__DESCRIPTION OF THE TASK__:
Enter each line of the listing below into a Markdown table with the columns Row and Line. Number the rows in order and leave out the blank lines.

-- Begin --

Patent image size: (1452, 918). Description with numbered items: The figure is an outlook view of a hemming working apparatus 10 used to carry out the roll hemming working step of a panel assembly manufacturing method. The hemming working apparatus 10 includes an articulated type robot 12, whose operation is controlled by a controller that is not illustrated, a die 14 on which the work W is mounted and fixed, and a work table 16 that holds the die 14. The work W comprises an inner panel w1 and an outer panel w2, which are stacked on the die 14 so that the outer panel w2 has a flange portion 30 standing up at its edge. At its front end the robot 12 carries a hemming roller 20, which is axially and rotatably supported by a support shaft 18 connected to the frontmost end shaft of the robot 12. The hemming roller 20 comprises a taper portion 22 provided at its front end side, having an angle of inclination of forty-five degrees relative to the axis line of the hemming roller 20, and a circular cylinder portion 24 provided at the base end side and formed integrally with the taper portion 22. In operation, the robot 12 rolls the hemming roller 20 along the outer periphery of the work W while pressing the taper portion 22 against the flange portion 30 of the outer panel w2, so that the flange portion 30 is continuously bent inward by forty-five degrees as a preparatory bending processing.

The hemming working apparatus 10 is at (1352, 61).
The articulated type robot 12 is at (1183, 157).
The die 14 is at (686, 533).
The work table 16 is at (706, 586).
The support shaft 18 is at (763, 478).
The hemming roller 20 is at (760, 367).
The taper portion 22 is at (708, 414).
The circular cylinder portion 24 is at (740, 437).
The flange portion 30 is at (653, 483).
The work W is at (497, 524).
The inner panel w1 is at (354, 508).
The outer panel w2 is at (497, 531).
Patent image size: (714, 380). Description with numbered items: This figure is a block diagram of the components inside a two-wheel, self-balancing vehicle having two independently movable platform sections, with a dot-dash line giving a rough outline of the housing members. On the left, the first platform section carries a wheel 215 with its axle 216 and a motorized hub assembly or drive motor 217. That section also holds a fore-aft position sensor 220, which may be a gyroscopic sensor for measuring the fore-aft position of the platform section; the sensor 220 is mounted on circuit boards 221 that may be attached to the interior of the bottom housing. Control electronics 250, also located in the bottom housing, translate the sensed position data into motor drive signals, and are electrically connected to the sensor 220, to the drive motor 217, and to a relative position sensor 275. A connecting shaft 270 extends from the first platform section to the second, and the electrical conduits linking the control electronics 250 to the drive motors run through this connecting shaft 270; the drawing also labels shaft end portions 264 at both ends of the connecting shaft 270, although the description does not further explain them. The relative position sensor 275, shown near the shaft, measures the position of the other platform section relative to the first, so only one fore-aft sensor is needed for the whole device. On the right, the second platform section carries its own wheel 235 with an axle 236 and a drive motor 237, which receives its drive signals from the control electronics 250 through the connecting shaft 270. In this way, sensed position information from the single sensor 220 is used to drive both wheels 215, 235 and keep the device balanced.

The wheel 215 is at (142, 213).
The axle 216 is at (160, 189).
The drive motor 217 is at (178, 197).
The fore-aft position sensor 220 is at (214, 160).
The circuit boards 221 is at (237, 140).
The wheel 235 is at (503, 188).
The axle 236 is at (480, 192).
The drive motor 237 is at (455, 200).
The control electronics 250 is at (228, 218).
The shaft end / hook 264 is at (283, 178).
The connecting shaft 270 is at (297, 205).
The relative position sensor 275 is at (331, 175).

-- End --

__EXERCISE RESULT__:
| Row | Line |
|---|---|
| 1 | Patent image size: (1452, 918). Description with numbered items: The figure is an outlook view of a hemming working apparatus 10 used to carry out the roll hemming working step of a panel assembly manufacturing method. The hemming working apparatus 10 includes an articulated type robot 12, whose operation is controlled by a controller that is not illustrated, a die 14 on which the work W is mounted and fixed, and a work table 16 that holds the die 14. The work W comprises an inner panel w1 and an outer panel w2, which are stacked on the die 14 so that the outer panel w2 has a flange portion 30 standing up at its edge. At its front end the robot 12 carries a hemming roller 20, which is axially and rotatably supported by a support shaft 18 connected to the frontmost end shaft of the robot 12. The hemming roller 20 comprises a taper portion 22 provided at its front end side, having an angle of inclination of forty-five degrees relative to the axis line of the hemming roller 20, and a circular cylinder portion 24 provided at the base end side and formed integrally with the taper portion 22. In operation, the robot 12 rolls the hemming roller 20 along the outer periphery of the work W while pressing the taper portion 22 against the flange portion 30 of the outer panel w2, so that the flange portion 30 is continuously bent inward by forty-five degrees as a preparatory bending processing. |
| 2 | The hemming working apparatus 10 is at (1352, 61). |
| 3 | The articulated type robot 12 is at (1183, 157). |
| 4 | The die 14 is at (686, 533). |
| 5 | The work table 16 is at (706, 586). |
| 6 | The support shaft 18 is at (763, 478). |
| 7 | The hemming roller 20 is at (760, 367). |
| 8 | The taper portion 22 is at (708, 414). |
| 9 | The circular cylinder portion 24 is at (740, 437). |
| 10 | The flange portion 30 is at (653, 483). |
| 11 | The work W is at (497, 524). |
| 12 | The inner panel w1 is at (354, 508). |
| 13 | The outer panel w2 is at (497, 531). |
| 14 | Patent image size: (714, 380). Description with numbered items: This figure is a block diagram of the components inside a two-wheel, self-balancing vehicle having two independently movable platform sections, with a dot-dash line giving a rough outline of the housing members. On the left, the first platform section carries a wheel 215 with its axle 216 and a motorized hub assembly or drive motor 217. That section also holds a fore-aft position sensor 220, which may be a gyroscopic sensor for measuring the fore-aft position of the platform section; the sensor 220 is mounted on circuit boards 221 that may be attached to the interior of the bottom housing. Control electronics 250, also located in the bottom housing, translate the sensed position data into motor drive signals, and are electrically connected to the sensor 220, to the drive motor 217, and to a relative position sensor 275. A connecting shaft 270 extends from the first platform section to the second, and the electrical conduits linking the control electronics 250 to the drive motors run through this connecting shaft 270; the drawing also labels shaft end portions 264 at both ends of the connecting shaft 270, although the description does not further explain them. The relative position sensor 275, shown near the shaft, measures the position of the other platform section relative to the first, so only one fore-aft sensor is needed for the whole device. On the right, the second platform section carries its own wheel 235 with an axle 236 and a drive motor 237, which receives its drive signals from the control electronics 250 through the connecting shaft 270. In this way, sensed position information from the single sensor 220 is used to drive both wheels 215, 235 and keep the device balanced. |
| 15 | The wheel 215 is at (142, 213). |
| 16 | The axle 216 is at (160, 189). |
| 17 | The drive motor 217 is at (178, 197). |
| 18 | The fore-aft position sensor 220 is at (214, 160). |
| 19 | The circuit boards 221 is at (237, 140). |
| 20 | The wheel 235 is at (503, 188). |
| 21 | The axle 236 is at (480, 192). |
| 22 | The drive motor 237 is at (455, 200). |
| 23 | The control electronics 250 is at (228, 218). |
| 24 | The shaft end / hook 264 is at (283, 178). |
| 25 | The connecting shaft 270 is at (297, 205). |
| 26 | The relative position sensor 275 is at (331, 175). |